Write the records out again, precisely as they stand.

[begin STORED DATA]

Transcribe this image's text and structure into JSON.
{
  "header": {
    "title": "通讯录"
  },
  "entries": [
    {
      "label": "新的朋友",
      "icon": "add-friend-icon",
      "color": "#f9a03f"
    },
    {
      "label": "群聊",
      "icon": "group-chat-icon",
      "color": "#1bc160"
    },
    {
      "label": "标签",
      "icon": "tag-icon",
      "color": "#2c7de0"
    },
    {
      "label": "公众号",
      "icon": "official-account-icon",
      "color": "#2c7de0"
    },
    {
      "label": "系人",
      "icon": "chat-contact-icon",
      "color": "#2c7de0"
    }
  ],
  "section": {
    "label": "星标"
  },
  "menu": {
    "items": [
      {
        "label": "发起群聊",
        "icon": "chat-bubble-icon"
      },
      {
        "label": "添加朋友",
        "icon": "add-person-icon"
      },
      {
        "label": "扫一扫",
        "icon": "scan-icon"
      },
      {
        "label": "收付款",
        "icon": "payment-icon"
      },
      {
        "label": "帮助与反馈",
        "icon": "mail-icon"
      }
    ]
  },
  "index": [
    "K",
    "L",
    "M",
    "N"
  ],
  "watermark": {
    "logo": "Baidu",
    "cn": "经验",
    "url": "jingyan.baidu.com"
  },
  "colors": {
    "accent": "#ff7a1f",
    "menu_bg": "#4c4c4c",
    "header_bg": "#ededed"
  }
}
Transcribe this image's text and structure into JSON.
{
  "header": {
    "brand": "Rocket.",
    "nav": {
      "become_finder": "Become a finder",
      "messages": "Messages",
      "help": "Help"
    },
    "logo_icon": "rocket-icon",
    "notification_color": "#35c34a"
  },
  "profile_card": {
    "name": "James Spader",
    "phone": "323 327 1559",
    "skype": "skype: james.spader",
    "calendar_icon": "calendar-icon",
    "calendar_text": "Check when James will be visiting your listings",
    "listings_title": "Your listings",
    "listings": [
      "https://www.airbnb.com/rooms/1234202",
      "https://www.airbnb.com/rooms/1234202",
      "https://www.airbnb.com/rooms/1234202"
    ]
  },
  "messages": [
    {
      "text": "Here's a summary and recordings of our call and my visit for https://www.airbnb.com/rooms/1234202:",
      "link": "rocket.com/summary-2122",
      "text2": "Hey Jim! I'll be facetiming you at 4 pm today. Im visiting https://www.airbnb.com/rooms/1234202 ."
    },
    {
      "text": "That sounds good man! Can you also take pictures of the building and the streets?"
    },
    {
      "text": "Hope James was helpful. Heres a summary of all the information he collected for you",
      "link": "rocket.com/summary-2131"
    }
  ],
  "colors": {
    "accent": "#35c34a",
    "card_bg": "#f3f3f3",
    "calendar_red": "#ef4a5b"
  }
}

[end STORED DATA]

§ FINAL RESULT
Transcribe this image's text and structure into JSON.
{
  "header": {
    "title": "通讯录"
  },
  "entries": [
    {
      "label": "新的朋友",
      "icon": "add-friend-icon",
      "color": "#f9a03f"
    },
    {
      "label": "群聊",
      "icon": "group-chat-icon",
      "color": "#1bc160"
    },
    {
      "label": "标签",
      "icon": "tag-icon",
      "color": "#2c7de0"
    },
    {
      "label": "公众号",
      "icon": "official-account-icon",
      "color": "#2c7de0"
    },
    {
      "label": "系人",
      "icon": "chat-contact-icon",
      "color": "#2c7de0"
    }
  ],
  "section": {
    "label": "星标"
  },
  "menu": {
    "items": [
      {
        "label": "发起群聊",
        "icon": "chat-bubble-icon"
      },
      {
        "label": "添加朋友",
        "icon": "add-person-icon"
      },
      {
        "label": "扫一扫",
        "icon": "scan-icon"
      },
      {
        "label": "收付款",
        "icon": "payment-icon"
      },
      {
        "label": "帮助与反馈",
        "icon": "mail-icon"
      }
    ]
  },
  "index": [
    "K",
    "L",
    "M",
    "N"
  ],
  "watermark": {
    "logo": "Baidu",
    "cn": "经验",
    "url": "jingyan.baidu.com"
  },
  "colors": {
    "accent": "#ff7a1f",
    "menu_bg": "#4c4c4c",
    "header_bg": "#ededed"
  }
}
Transcribe this image's text and structure into JSON.
{
  "header": {
    "brand": "Rocket.",
    "nav": {
      "become_finder": "Become a finder",
      "messages": "Messages",
      "help": "Help"
    },
    "logo_icon": "rocket-icon",
    "notification_color": "#35c34a"
  },
  "profile_card": {
    "name": "James Spader",
    "phone": "323 327 1559",
    "skype": "skype: james.spader",
    "calendar_icon": "calendar-icon",
    "calendar_text": "Check when James will be visiting your listings",
    "listings_title": "Your listings",
    "listings": [
      "https://www.airbnb.com/rooms/1234202",
      "https://www.airbnb.com/rooms/1234202",
      "https://www.airbnb.com/rooms/1234202"
    ]
  },
  "messages": [
    {
      "text": "Here's a summary and recordings of our call and my visit for https://www.airbnb.com/rooms/1234202:",
      "link": "rocket.com/summary-2122",
      "text2": "Hey Jim! I'll be facetiming you at 4 pm today. Im visiting https://www.airbnb.com/rooms/1234202 ."
    },
    {
      "text": "That sounds good man! Can you also take pictures of the building and the streets?"
    },
    {
      "text": "Hope James was helpful. Heres a summary of all the information he collected for you",
      "link": "rocket.com/summary-2131"
    }
  ],
  "colors": {
    "accent": "#35c34a",
    "card_bg": "#f3f3f3",
    "calendar_red": "#ef4a5b"
  }
}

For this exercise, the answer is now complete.